### The exercise
Make an exact copy of the data below, leaving out every picture.

### Records for processing

────────────────

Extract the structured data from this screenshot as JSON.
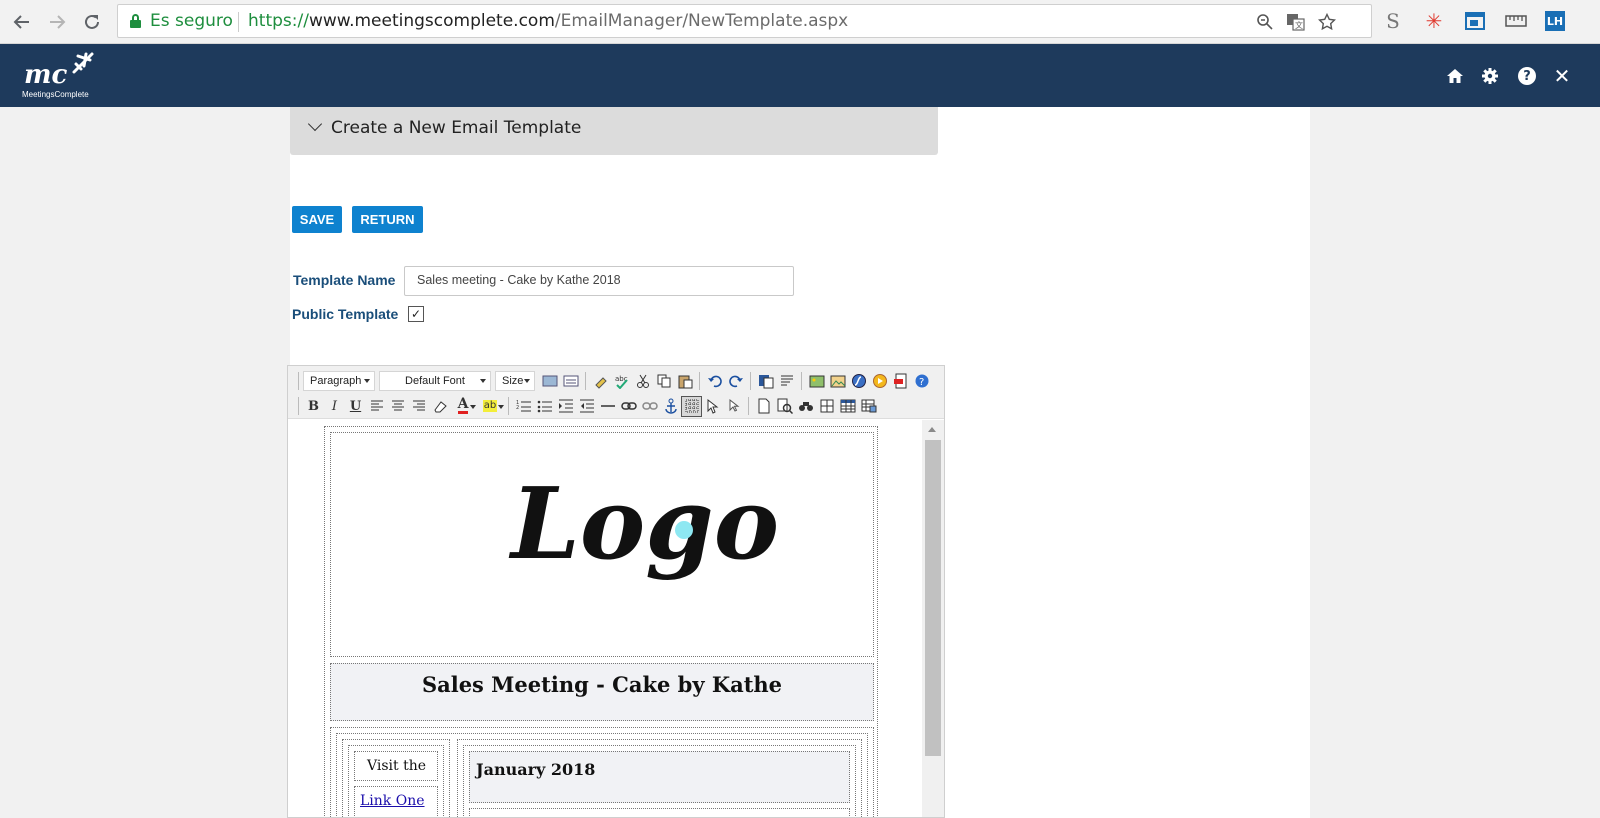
{
  "browser": {
    "secure_label": "Es seguro",
    "url_scheme": "https://",
    "url_host": "www.meetingscomplete.com",
    "url_path": "/EmailManager/NewTemplate.aspx",
    "nav_icons": [
      "back-arrow-icon",
      "forward-arrow-icon",
      "reload-icon"
    ],
    "omnibox_icons": [
      "zoom-icon",
      "translate-icon",
      "bookmark-star-icon"
    ],
    "extension_icons": [
      "s-extension-icon",
      "asterisk-extension-icon",
      "window-extension-icon",
      "ruler-extension-icon",
      "lh-extension-icon"
    ],
    "ext_s": "S",
    "ext_asterisk": "✳",
    "ext_lh": "LH"
  },
  "header": {
    "brand_mark": "mc",
    "brand_name": "MeetingsComplete",
    "icons": [
      "home-icon",
      "settings-gear-icon",
      "help-icon",
      "close-icon"
    ],
    "help_glyph": "?",
    "close_glyph": "✕",
    "bg_color": "#1e3a5c"
  },
  "page": {
    "section_title": "Create a New Email Template",
    "save_label": "SAVE",
    "return_label": "RETURN",
    "accent_color": "#0e82cf"
  },
  "form": {
    "template_name_label": "Template Name",
    "template_name_value": "Sales meeting - Cake by Kathe 2018",
    "public_template_label": "Public Template",
    "public_template_checked": true,
    "checkmark": "✓"
  },
  "editor": {
    "toolbar": {
      "paragraph_select": "Paragraph",
      "font_select": "Default Font",
      "size_select": "Size",
      "bold": "B",
      "italic": "I",
      "underline": "U",
      "font_color_glyph": "A",
      "highlight_glyph": "ab"
    },
    "content": {
      "logo_text": "Logo",
      "heading": "Sales Meeting - Cake by Kathe",
      "sidebar_text": "Visit the",
      "link_one": "Link One",
      "date_heading": "January 2018"
    }
  }
}
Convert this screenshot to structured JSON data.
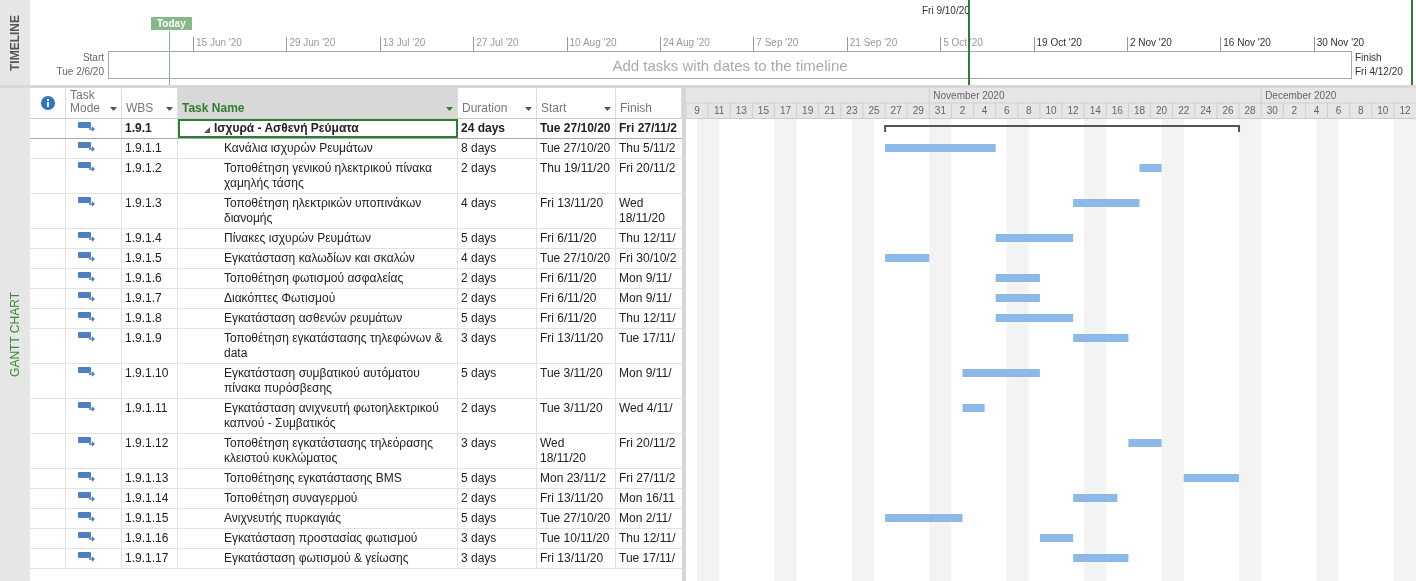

────────────────

### Exercise answer
Extract the structured data from this screenshot as JSON.
{
  "browser": {
    "secure_label": "Es seguro",
    "url_scheme": "https://",
    "url_host": "www.meetingscomplete.com",
    "url_path": "/EmailManager/NewTemplate.aspx",
    "nav_icons": [
      "back-arrow-icon",
      "forward-arrow-icon",
      "reload-icon"
    ],
    "omnibox_icons": [
      "zoom-icon",
      "translate-icon",
      "bookmark-star-icon"
    ],
    "extension_icons": [
      "s-extension-icon",
      "asterisk-extension-icon",
      "window-extension-icon",
      "ruler-extension-icon",
      "lh-extension-icon"
    ],
    "ext_s": "S",
    "ext_asterisk": "✳",
    "ext_lh": "LH"
  },
  "header": {
    "brand_mark": "mc",
    "brand_name": "MeetingsComplete",
    "icons": [
      "home-icon",
      "settings-gear-icon",
      "help-icon",
      "close-icon"
    ],
    "help_glyph": "?",
    "close_glyph": "✕",
    "bg_color": "#1e3a5c"
  },
  "page": {
    "section_title": "Create a New Email Template",
    "save_label": "SAVE",
    "return_label": "RETURN",
    "accent_color": "#0e82cf"
  },
  "form": {
    "template_name_label": "Template Name",
    "template_name_value": "Sales meeting - Cake by Kathe 2018",
    "public_template_label": "Public Template",
    "public_template_checked": true,
    "checkmark": "✓"
  },
  "editor": {
    "toolbar": {
      "paragraph_select": "Paragraph",
      "font_select": "Default Font",
      "size_select": "Size",
      "bold": "B",
      "italic": "I",
      "underline": "U",
      "font_color_glyph": "A",
      "highlight_glyph": "ab"
    },
    "content": {
      "logo_text": "Logo",
      "heading": "Sales Meeting - Cake by Kathe",
      "sidebar_text": "Visit the",
      "link_one": "Link One",
      "date_heading": "January 2018"
    }
  }
}
Convert this screenshot to structured JSON data.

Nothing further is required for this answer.